--- Data listing ---
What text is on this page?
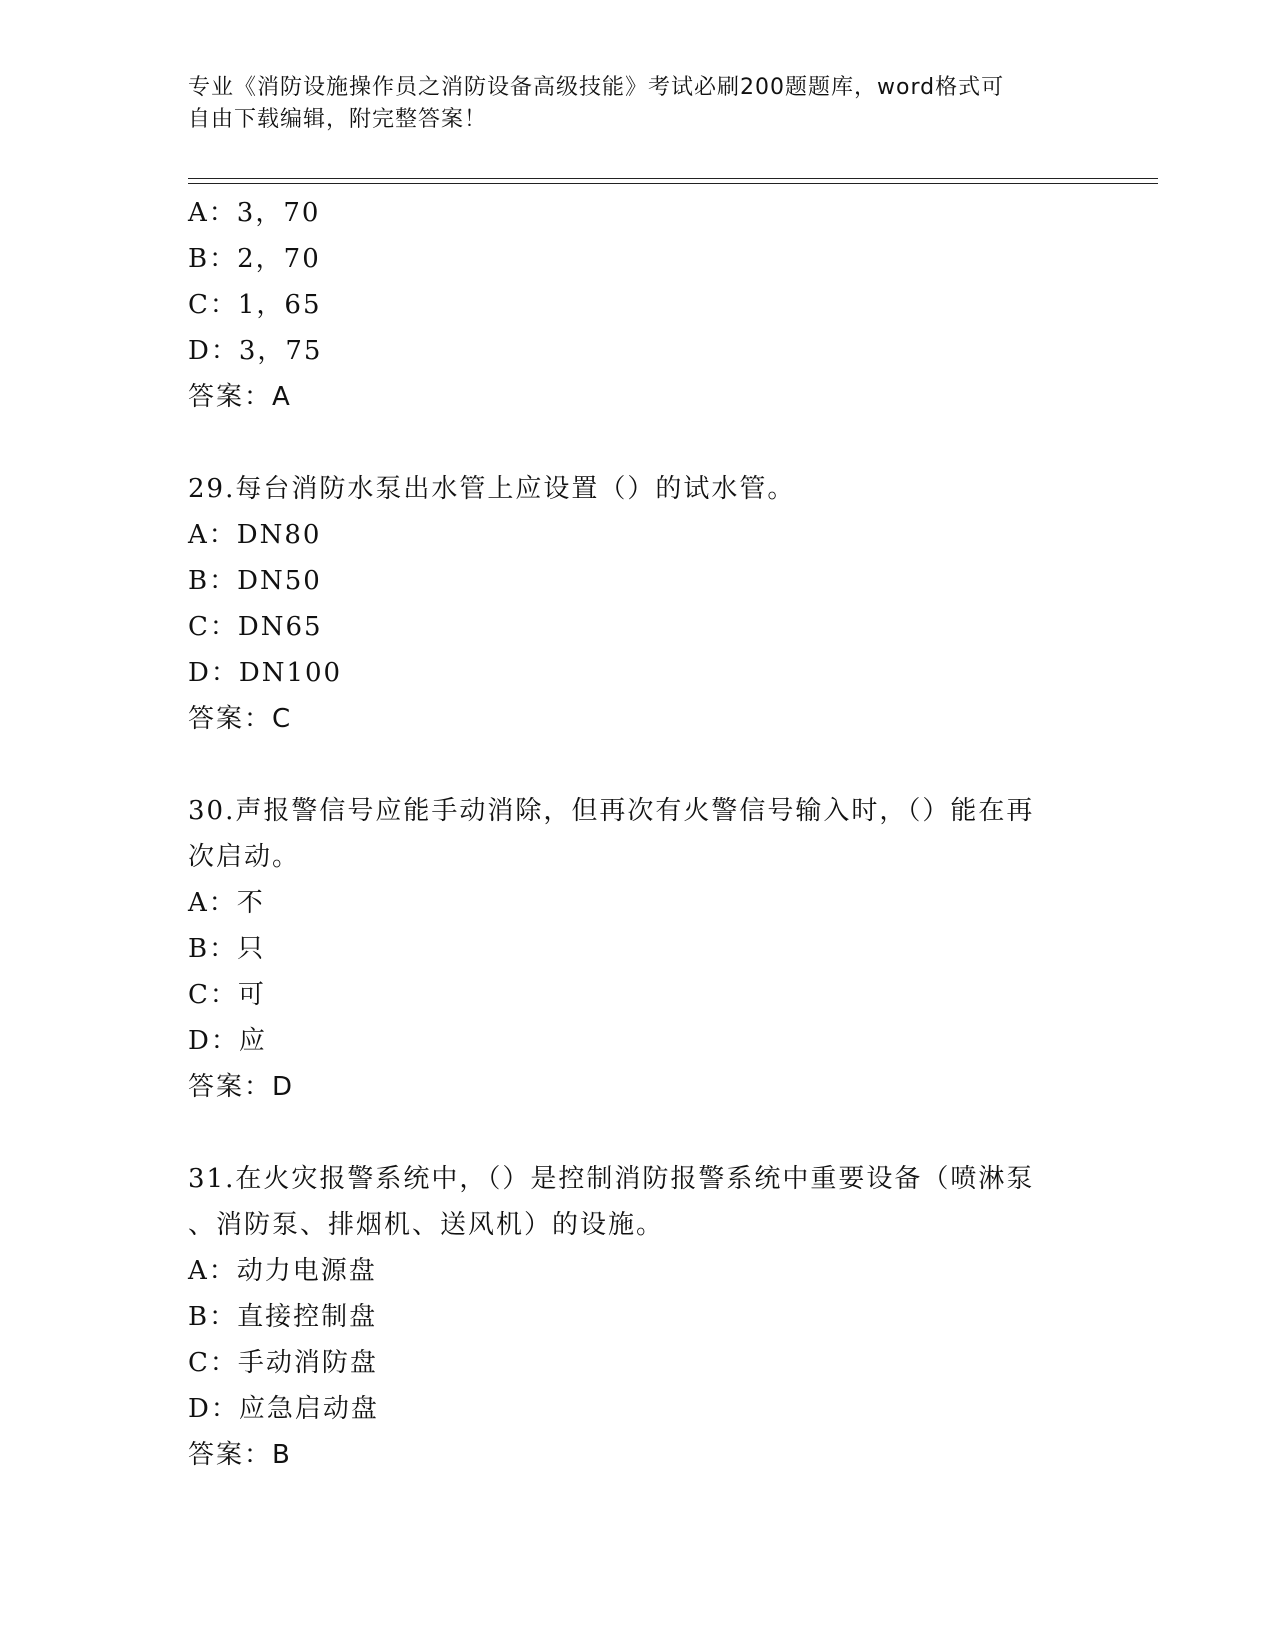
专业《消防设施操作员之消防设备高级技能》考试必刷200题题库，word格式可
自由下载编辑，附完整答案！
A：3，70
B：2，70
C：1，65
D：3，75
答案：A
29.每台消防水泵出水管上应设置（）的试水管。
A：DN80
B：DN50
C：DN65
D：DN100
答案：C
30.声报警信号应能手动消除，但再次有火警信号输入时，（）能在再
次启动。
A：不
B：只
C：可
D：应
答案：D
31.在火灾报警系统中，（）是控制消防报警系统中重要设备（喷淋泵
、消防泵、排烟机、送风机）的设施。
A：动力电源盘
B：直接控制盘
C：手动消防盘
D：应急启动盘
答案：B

---

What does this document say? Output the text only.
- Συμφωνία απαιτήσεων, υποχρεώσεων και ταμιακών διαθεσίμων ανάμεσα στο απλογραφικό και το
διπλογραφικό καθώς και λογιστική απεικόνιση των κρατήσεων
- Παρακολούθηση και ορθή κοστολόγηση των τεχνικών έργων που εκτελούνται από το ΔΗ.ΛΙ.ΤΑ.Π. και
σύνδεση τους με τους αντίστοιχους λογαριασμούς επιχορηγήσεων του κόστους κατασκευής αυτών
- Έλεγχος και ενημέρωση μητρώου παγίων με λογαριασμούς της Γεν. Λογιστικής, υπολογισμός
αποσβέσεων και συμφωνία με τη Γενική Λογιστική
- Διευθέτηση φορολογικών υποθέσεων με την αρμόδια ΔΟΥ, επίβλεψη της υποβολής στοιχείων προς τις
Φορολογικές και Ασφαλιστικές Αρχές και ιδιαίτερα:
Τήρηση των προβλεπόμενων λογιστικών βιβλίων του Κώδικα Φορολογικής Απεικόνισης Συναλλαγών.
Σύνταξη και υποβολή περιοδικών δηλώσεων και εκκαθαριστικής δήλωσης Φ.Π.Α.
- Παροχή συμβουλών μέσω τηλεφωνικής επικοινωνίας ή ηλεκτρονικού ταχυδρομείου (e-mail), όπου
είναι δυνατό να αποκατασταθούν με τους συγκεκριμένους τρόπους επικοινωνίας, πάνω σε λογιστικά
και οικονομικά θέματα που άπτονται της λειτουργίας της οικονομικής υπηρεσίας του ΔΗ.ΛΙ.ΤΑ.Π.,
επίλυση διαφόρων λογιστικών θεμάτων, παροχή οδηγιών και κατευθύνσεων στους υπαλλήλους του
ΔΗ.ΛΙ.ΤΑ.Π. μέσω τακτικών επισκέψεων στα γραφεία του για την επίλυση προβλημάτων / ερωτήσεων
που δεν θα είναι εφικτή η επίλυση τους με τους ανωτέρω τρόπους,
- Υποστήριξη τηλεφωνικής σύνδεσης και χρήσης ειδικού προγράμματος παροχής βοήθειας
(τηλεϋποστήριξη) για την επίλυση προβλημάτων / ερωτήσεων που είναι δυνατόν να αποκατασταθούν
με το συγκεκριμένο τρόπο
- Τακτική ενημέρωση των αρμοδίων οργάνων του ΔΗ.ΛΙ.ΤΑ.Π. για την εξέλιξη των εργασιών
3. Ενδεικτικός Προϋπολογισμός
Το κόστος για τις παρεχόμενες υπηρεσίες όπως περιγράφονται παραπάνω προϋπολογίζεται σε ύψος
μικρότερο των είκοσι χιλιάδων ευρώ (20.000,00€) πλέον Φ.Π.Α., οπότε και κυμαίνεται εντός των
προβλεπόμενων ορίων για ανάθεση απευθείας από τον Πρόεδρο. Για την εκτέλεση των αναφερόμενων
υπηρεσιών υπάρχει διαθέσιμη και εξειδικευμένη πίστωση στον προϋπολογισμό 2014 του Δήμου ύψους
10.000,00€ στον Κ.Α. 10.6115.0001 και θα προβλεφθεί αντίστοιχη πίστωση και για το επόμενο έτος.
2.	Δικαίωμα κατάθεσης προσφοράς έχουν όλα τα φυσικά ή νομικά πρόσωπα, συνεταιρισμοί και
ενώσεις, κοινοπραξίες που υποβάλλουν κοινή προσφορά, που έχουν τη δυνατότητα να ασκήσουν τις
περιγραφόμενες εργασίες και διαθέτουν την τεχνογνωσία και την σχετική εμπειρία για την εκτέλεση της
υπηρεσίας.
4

...

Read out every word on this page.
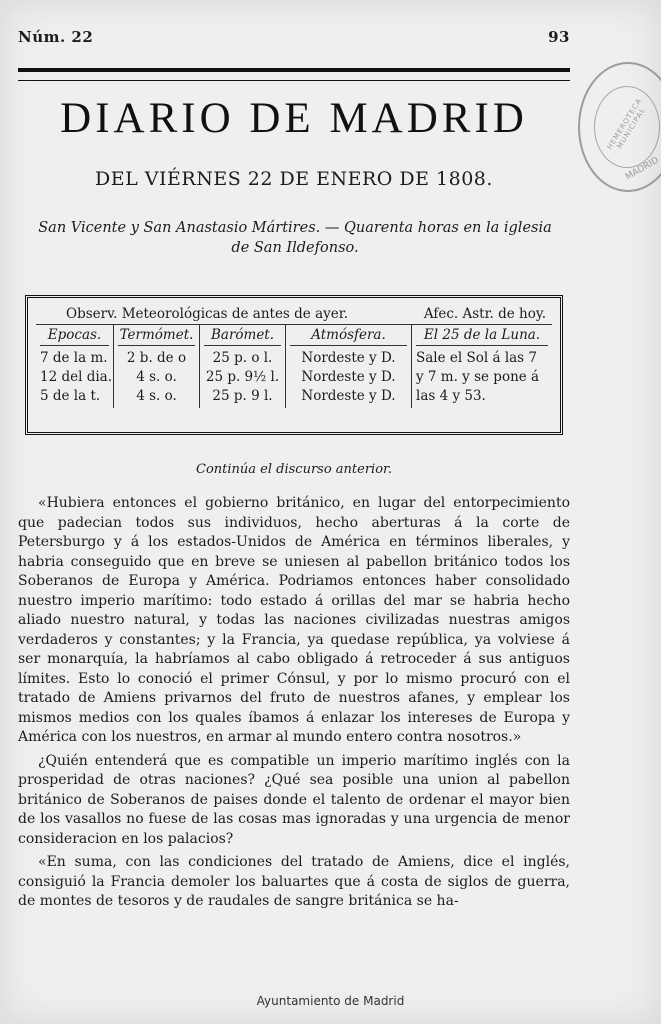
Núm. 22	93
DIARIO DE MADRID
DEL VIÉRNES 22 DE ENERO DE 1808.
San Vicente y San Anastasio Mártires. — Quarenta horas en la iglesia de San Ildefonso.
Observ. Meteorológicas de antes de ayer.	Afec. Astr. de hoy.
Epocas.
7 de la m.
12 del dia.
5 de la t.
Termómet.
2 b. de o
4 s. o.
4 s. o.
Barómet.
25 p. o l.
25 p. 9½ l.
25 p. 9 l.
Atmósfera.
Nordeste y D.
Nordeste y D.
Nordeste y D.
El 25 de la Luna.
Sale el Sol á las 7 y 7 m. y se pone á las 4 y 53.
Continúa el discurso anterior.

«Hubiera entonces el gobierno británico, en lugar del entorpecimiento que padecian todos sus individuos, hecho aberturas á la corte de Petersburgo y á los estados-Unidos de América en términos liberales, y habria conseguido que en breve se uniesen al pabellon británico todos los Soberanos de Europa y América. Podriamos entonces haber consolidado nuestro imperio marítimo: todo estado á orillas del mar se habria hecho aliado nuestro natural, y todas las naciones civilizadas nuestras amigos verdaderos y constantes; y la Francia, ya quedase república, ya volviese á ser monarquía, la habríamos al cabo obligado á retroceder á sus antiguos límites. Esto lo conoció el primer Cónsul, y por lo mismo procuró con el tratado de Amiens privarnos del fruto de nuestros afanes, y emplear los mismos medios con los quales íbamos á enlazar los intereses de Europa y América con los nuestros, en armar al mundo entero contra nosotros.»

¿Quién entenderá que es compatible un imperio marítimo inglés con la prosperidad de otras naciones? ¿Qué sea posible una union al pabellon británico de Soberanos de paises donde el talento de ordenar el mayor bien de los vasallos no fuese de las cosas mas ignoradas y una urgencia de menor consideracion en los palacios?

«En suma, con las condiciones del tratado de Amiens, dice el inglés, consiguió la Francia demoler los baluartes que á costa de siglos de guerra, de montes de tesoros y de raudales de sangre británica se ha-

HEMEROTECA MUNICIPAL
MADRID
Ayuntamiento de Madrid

--- Given exercise ---
State the number of lines in the data that include the string "προβλεπόμενων", and add nothing else.

--- The answer ---
2